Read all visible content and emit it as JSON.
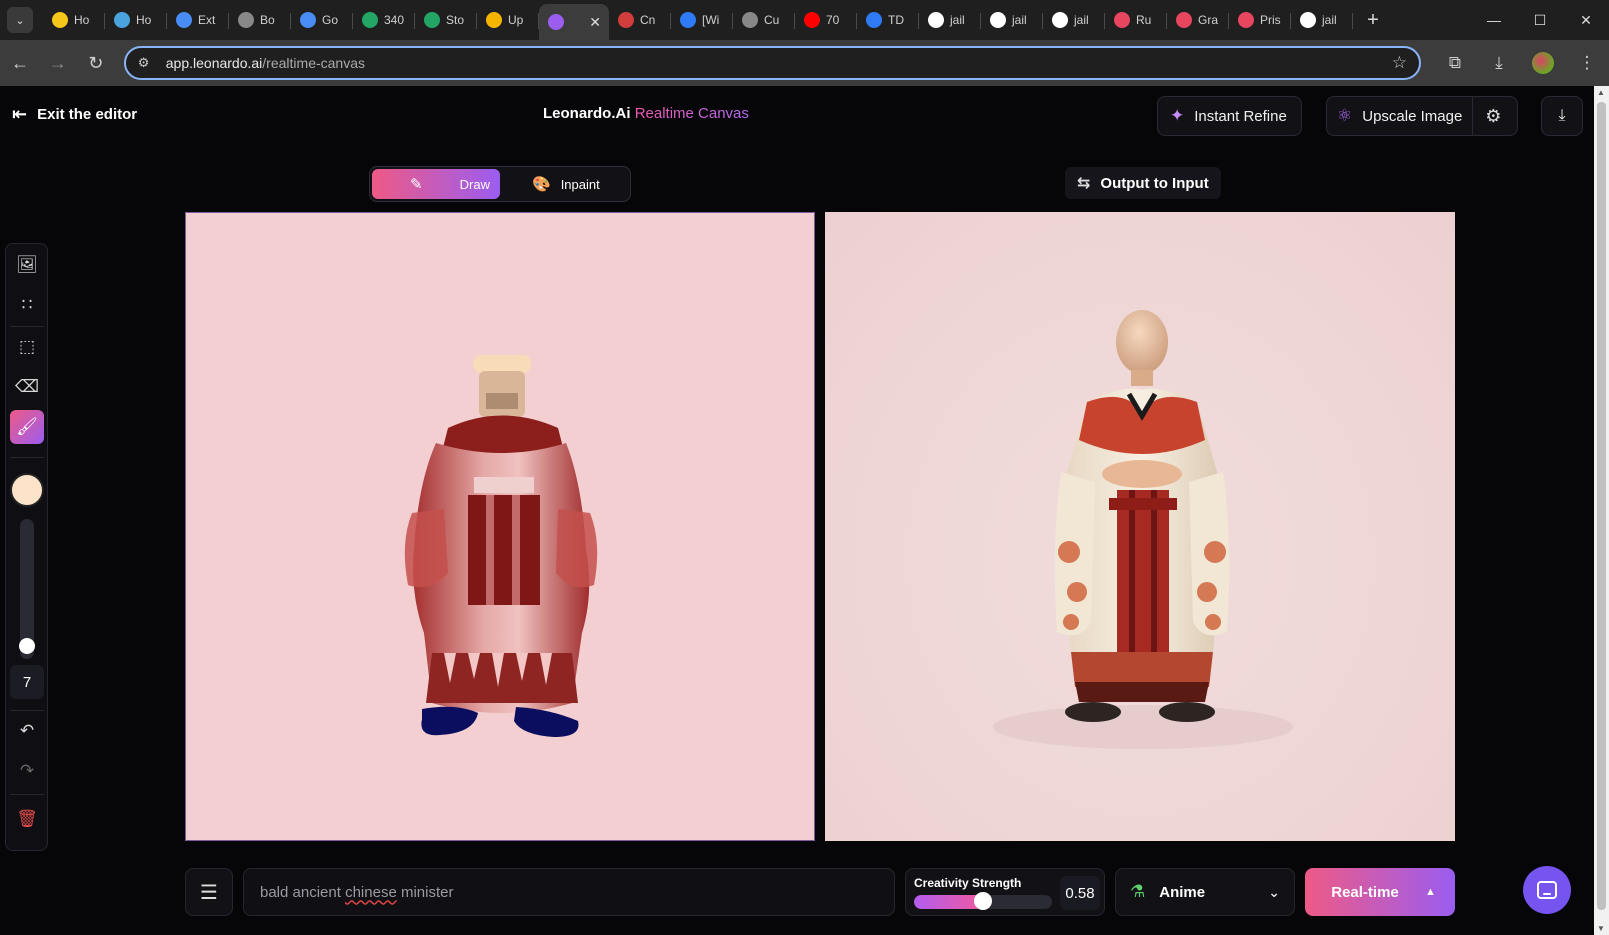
{
  "browser": {
    "tabs": [
      {
        "label": "Ho",
        "icon": "smiley-icon",
        "color": "#f5c518"
      },
      {
        "label": "Ho",
        "icon": "monitor-icon",
        "color": "#4aa3df"
      },
      {
        "label": "Ext",
        "icon": "puzzle-icon",
        "color": "#4a8cf5"
      },
      {
        "label": "Bo",
        "icon": "openai-icon",
        "color": "#888888"
      },
      {
        "label": "Go",
        "icon": "translate-icon",
        "color": "#4a8cf5"
      },
      {
        "label": "340",
        "icon": "sheet-icon",
        "color": "#23a566"
      },
      {
        "label": "Sto",
        "icon": "ticket-icon",
        "color": "#23a566"
      },
      {
        "label": "Up",
        "icon": "slides-icon",
        "color": "#f4b400"
      },
      {
        "label": "",
        "icon": "leonardo-icon",
        "color": "#9b5df0",
        "active": true
      },
      {
        "label": "Cn",
        "icon": "gate-icon",
        "color": "#d13c3c"
      },
      {
        "label": "[Wi",
        "icon": "diamond-icon",
        "color": "#2f7bf5"
      },
      {
        "label": "Cu",
        "icon": "globe-icon",
        "color": "#888888"
      },
      {
        "label": "70",
        "icon": "youtube-icon",
        "color": "#ff0000"
      },
      {
        "label": "TD",
        "icon": "diamond-icon",
        "color": "#2f7bf5"
      },
      {
        "label": "jail",
        "icon": "google-icon",
        "color": "#ffffff"
      },
      {
        "label": "jail",
        "icon": "google-icon",
        "color": "#ffffff"
      },
      {
        "label": "jail",
        "icon": "google-icon",
        "color": "#ffffff"
      },
      {
        "label": "Ru",
        "icon": "swirl-icon",
        "color": "#e8455f"
      },
      {
        "label": "Gra",
        "icon": "swirl-icon",
        "color": "#e8455f"
      },
      {
        "label": "Pris",
        "icon": "swirl-icon",
        "color": "#e8455f"
      },
      {
        "label": "jail",
        "icon": "google-icon",
        "color": "#ffffff"
      }
    ],
    "new_tab": "+",
    "url_host": "app.leonardo.ai",
    "url_path": "/realtime-canvas"
  },
  "header": {
    "exit_label": "Exit the editor",
    "title_main": "Leonardo.Ai",
    "title_accent": "Realtime Canvas",
    "instant_refine": "Instant Refine",
    "upscale_image": "Upscale Image"
  },
  "modes": {
    "draw": "Draw",
    "inpaint": "Inpaint",
    "selected": "Draw"
  },
  "output_to_input": "Output to Input",
  "toolbar": {
    "brush_color": "#fde3c9",
    "brush_size": "7",
    "brush_size_level": 0.04
  },
  "bottom": {
    "prompt": "bald ancient chinese minister",
    "prompt_pre": "bald ancient ",
    "prompt_mark": "chinese",
    "prompt_post": " minister",
    "creativity_label": "Creativity Strength",
    "creativity_value": "0.58",
    "creativity_level": 0.5,
    "style": "Anime",
    "generate_label": "Real-time"
  },
  "colors": {
    "accent_start": "#ee5a86",
    "accent_end": "#9b5df0",
    "canvas_bg": "#f3cfd1"
  }
}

* Stated goal
In the entries above, identify every line with the word "bald". Copy those lines.

* Finished exercise
    "prompt": "bald ancient chinese minister",
    "prompt_pre": "bald ancient ",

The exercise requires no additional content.